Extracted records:
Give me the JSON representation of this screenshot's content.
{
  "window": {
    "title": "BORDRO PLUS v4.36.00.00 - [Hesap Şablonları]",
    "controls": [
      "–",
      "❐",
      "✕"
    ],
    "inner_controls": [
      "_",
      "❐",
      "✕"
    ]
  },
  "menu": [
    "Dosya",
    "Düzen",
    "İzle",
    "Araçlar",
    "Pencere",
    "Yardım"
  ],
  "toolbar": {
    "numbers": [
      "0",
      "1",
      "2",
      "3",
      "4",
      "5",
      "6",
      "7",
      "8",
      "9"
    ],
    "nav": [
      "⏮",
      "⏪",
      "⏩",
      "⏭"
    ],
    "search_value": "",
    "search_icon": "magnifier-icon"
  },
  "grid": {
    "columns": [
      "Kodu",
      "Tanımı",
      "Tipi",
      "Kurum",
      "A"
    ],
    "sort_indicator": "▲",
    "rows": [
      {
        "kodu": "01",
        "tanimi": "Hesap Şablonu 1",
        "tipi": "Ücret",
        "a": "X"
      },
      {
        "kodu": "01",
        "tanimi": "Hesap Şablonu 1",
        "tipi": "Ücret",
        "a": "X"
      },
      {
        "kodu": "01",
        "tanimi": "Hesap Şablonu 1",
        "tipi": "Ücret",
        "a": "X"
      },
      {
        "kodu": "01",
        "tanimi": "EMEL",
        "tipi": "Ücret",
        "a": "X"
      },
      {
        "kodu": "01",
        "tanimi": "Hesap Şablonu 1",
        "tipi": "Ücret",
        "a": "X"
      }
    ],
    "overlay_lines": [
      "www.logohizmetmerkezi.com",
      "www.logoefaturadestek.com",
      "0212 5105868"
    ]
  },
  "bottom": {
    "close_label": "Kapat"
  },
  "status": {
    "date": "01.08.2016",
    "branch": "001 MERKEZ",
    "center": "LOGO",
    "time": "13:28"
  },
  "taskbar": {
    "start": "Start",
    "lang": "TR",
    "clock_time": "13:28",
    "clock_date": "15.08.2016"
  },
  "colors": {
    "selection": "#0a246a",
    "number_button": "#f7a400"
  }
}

---

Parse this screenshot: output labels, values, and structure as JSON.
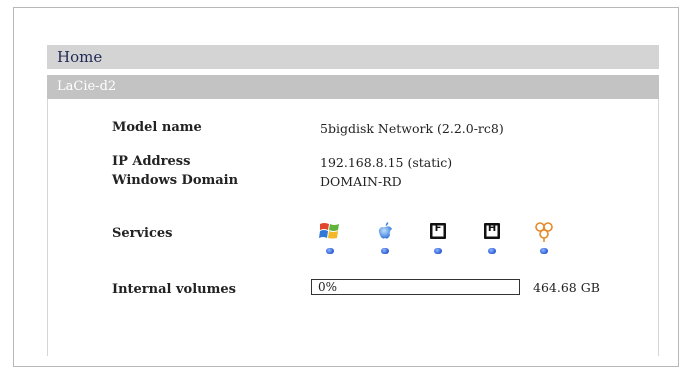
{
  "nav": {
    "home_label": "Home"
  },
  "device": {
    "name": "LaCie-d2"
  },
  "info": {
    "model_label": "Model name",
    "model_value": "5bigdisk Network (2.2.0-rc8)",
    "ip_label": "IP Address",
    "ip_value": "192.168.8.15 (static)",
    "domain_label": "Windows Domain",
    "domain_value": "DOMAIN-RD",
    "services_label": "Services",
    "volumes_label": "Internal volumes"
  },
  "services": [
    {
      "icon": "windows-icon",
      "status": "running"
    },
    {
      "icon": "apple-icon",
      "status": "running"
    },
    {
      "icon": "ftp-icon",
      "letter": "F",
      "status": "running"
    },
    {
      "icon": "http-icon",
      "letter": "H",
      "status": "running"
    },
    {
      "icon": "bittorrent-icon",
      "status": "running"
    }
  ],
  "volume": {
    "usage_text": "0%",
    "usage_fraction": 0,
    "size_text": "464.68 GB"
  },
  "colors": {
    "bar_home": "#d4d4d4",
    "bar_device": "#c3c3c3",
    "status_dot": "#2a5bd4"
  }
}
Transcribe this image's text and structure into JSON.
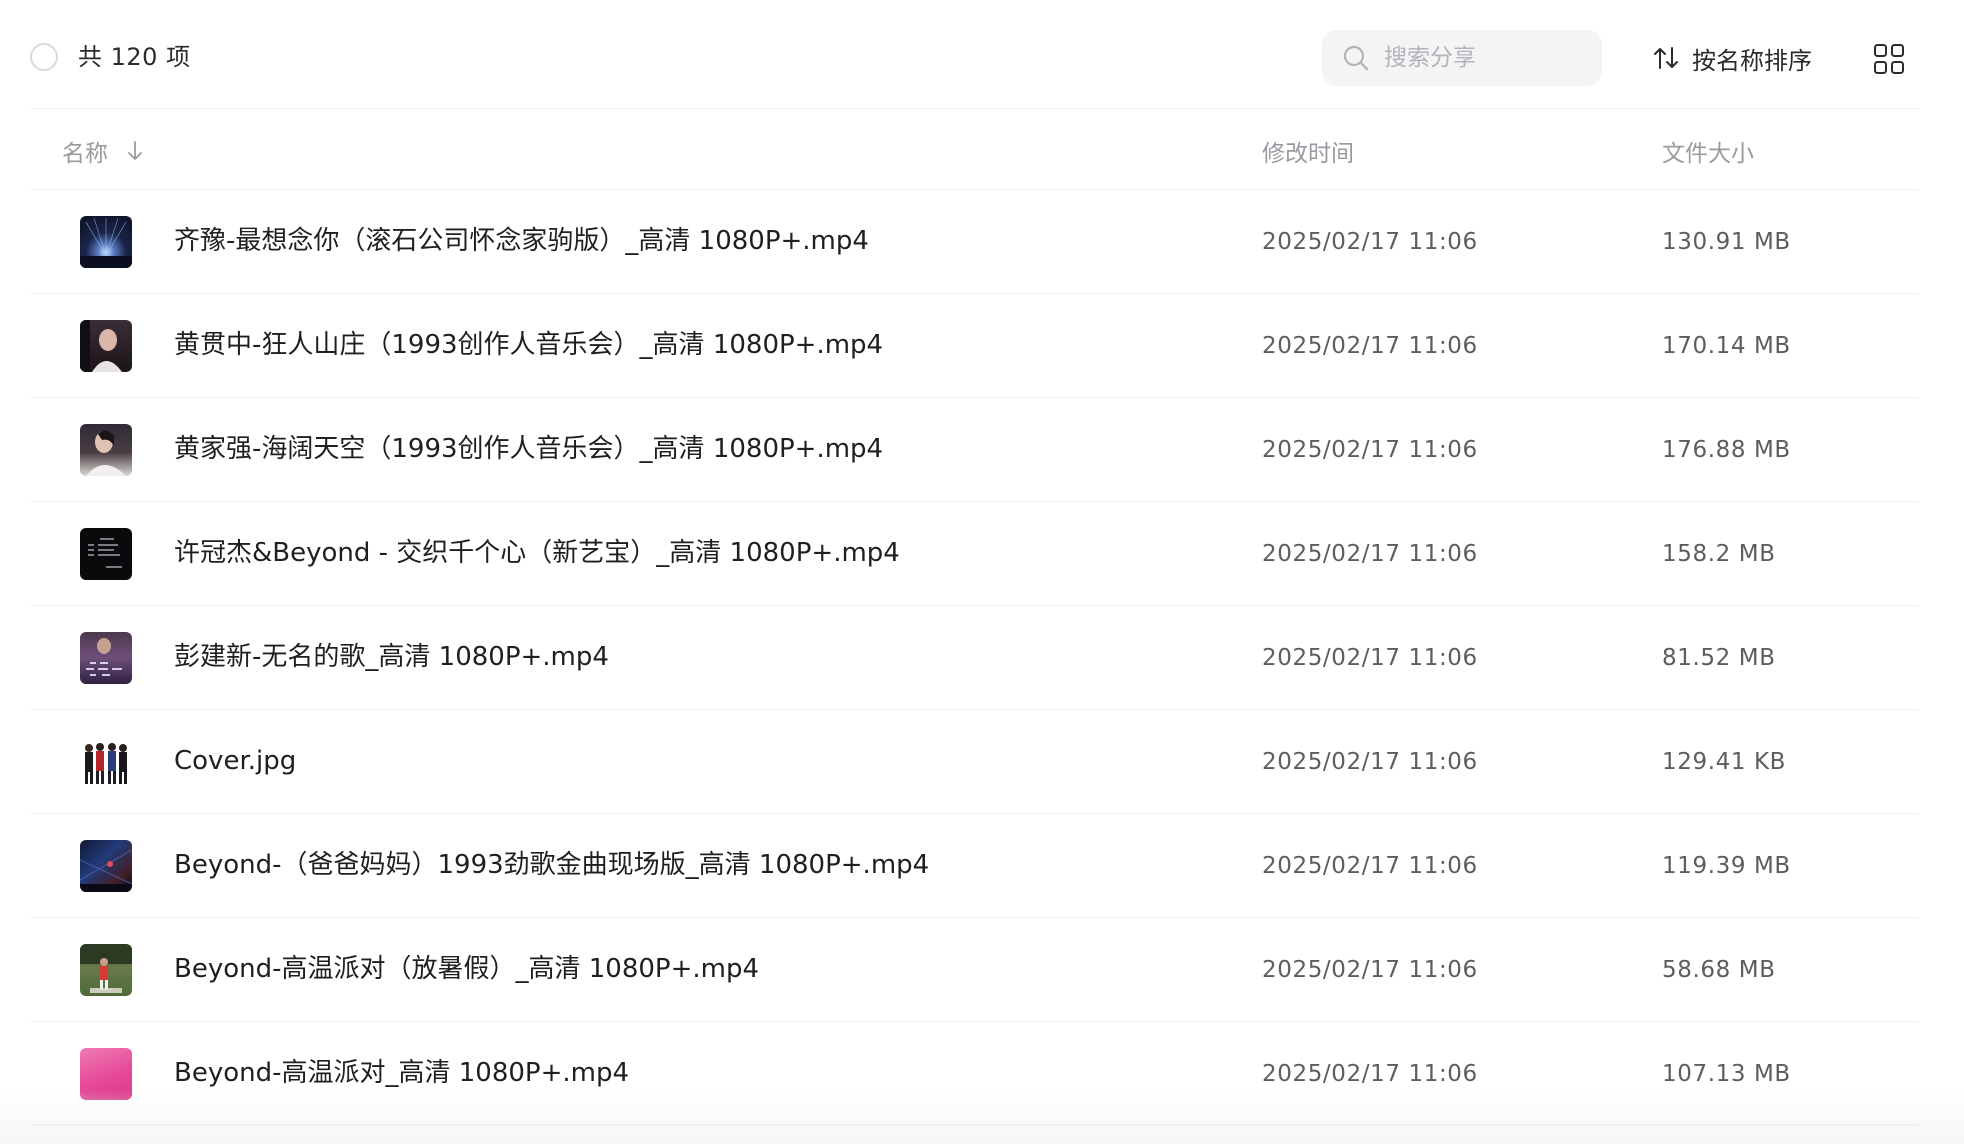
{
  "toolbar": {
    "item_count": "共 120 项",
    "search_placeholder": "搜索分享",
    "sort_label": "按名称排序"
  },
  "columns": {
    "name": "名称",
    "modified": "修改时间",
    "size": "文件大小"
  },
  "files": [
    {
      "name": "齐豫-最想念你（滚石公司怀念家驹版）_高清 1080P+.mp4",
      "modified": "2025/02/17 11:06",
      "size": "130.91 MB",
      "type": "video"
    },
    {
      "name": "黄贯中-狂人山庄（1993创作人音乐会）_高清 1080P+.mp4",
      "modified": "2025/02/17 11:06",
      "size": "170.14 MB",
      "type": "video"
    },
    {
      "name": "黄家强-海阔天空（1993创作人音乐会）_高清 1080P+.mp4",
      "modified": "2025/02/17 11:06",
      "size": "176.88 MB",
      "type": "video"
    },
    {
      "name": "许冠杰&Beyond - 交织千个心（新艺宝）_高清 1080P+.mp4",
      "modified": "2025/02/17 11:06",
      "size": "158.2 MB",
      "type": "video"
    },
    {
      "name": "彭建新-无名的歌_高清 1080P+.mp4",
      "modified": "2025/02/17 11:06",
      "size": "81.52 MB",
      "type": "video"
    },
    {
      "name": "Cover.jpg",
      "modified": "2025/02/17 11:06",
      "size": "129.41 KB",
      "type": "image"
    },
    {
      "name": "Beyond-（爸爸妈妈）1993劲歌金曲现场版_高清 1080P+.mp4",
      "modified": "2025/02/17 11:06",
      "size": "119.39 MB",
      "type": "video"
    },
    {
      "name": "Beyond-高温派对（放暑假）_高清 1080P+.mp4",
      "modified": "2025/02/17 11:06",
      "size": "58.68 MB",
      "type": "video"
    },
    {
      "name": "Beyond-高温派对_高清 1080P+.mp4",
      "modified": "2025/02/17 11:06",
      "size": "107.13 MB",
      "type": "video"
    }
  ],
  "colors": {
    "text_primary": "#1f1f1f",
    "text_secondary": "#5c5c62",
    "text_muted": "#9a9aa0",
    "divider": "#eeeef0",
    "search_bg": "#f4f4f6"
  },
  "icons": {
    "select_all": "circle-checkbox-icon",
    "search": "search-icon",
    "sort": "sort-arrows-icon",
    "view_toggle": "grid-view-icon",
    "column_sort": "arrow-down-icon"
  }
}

What to work on:
Find every line that has "image" in it, then return those lines.

Answer to the problem:
Transcribe this image's text and structure into JSON.
      "type": "image"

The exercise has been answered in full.